[Dataset items]
<<<<
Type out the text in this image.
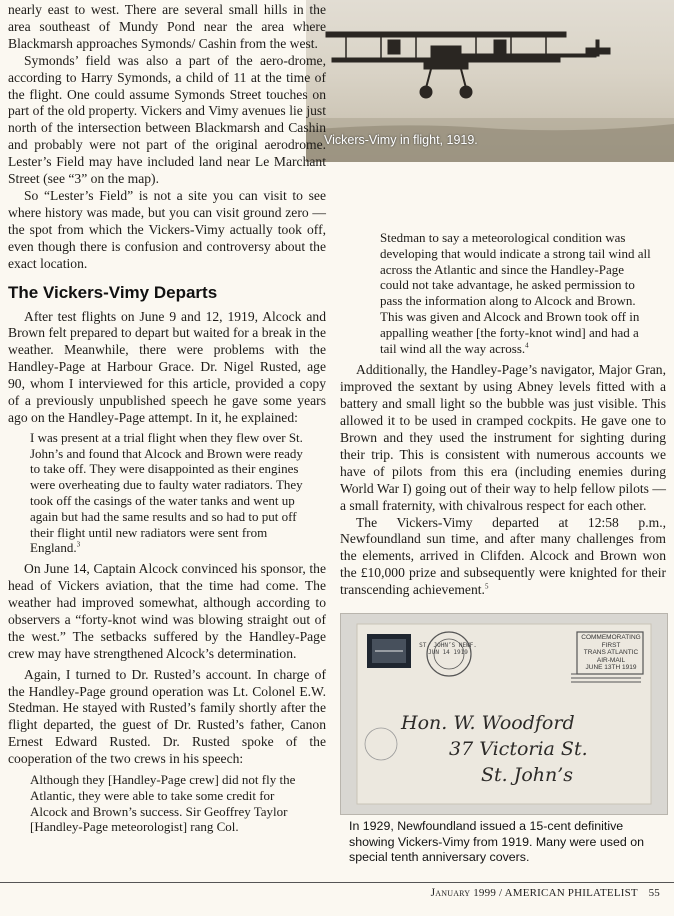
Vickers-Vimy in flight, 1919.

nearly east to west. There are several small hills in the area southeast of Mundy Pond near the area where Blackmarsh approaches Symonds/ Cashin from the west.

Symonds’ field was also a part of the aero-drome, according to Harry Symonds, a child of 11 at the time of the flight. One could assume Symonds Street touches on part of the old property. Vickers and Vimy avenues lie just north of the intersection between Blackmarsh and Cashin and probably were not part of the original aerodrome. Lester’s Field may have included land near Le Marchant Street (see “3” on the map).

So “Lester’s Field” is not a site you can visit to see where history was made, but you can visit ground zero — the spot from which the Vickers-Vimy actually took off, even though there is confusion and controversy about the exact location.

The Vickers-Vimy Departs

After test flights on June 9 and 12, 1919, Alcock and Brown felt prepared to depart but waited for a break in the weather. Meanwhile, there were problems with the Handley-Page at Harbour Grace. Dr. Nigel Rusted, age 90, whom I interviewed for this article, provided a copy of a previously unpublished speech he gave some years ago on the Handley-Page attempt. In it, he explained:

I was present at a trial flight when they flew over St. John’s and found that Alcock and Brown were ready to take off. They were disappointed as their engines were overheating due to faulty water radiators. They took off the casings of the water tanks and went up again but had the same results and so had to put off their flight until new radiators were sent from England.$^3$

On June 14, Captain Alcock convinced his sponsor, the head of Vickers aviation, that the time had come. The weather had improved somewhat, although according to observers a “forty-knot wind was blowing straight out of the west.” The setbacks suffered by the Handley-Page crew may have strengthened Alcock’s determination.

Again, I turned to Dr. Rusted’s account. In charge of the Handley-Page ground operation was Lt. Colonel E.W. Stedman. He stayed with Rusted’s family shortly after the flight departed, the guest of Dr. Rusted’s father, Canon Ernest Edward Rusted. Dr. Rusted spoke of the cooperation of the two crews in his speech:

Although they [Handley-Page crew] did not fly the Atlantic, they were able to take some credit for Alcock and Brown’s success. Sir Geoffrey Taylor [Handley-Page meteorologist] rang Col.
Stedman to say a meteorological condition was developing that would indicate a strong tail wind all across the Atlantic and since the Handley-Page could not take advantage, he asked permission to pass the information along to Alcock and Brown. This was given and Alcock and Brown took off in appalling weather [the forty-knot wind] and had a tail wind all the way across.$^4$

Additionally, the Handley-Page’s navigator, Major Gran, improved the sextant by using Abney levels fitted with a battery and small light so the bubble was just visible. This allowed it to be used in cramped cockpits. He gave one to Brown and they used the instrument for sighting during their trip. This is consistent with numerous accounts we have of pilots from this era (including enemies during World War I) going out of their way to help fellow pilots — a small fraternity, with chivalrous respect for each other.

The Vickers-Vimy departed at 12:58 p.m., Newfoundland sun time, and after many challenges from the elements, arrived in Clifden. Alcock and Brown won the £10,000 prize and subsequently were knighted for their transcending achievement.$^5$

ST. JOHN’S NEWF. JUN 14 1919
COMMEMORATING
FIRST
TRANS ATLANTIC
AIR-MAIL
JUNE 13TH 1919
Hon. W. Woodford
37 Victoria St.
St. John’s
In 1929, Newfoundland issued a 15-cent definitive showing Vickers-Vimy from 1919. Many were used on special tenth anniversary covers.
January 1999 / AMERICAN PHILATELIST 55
>>>>
<<<<
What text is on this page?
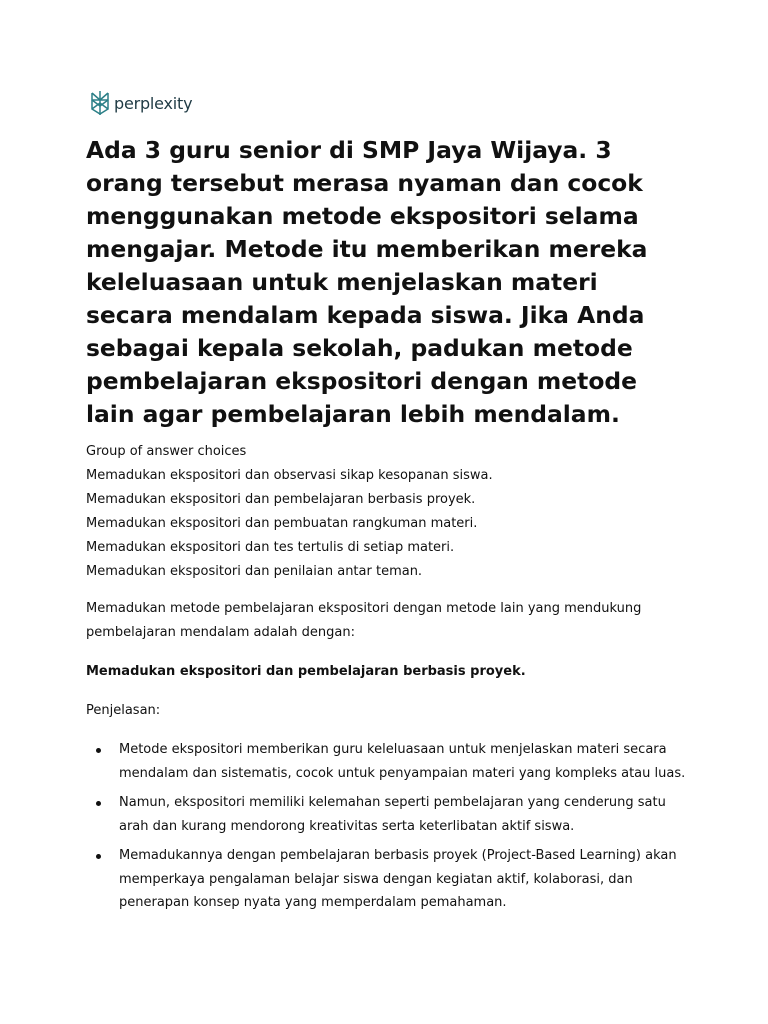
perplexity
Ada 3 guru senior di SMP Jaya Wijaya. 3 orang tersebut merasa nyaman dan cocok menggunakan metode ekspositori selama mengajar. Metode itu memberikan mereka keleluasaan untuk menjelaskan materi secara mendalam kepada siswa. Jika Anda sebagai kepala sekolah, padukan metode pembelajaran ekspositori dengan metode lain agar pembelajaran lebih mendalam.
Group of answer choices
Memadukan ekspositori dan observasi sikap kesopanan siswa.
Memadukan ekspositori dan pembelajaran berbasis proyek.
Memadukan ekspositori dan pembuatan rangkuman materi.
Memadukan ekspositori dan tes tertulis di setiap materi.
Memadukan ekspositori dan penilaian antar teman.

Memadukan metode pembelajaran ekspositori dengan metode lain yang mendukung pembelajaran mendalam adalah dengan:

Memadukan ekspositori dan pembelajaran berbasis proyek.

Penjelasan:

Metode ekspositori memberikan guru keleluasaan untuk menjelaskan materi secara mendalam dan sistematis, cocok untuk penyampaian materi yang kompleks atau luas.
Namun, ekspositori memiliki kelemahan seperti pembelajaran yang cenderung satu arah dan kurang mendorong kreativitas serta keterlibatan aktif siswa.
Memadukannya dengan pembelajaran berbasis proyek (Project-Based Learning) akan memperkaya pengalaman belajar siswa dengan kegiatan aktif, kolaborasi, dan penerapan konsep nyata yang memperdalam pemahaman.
>>>>
<<<<
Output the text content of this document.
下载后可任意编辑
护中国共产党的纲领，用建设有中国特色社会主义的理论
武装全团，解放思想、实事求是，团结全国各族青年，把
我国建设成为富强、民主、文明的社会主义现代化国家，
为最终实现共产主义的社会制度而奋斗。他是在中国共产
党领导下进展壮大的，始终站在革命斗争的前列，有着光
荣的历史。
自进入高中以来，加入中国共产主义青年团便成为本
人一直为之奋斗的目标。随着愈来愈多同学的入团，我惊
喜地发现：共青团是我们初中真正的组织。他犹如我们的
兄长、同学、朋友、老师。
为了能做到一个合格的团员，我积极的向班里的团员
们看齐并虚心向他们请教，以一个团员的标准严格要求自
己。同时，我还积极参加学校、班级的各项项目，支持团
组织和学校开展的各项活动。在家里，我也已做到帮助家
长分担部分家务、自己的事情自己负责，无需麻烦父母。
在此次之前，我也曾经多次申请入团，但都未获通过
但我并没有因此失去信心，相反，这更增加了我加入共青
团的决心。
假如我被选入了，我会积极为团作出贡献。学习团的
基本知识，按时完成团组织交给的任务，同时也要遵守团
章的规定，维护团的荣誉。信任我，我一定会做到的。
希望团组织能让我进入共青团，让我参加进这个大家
>>>>
#### STATED PROBLEM
Lines that hold the word "took" are the ones to return, every one of them.

#### ANSWER IN FULL
So “Lester’s Field” is not a site you can visit to see where history was made, but you can visit ground zero — the spot from which the Vickers-Vimy actually took off, even though there is confusion and controversy about the exact location.
I was present at a trial flight when they flew over St. John’s and found that Alcock and Brown were ready to take off. They were disappointed as their engines were overheating due to faulty water radiators. They took off the casings of the water tanks and went up again but had the same results and so had to put off their flight until new radiators were sent from England.$^3$
Stedman to say a meteorological condition was developing that would indicate a strong tail wind all across the Atlantic and since the Handley-Page could not take advantage, he asked permission to pass the information along to Alcock and Brown. This was given and Alcock and Brown took off in appalling weather [the forty-knot wind] and had a tail wind all the way across.$^4$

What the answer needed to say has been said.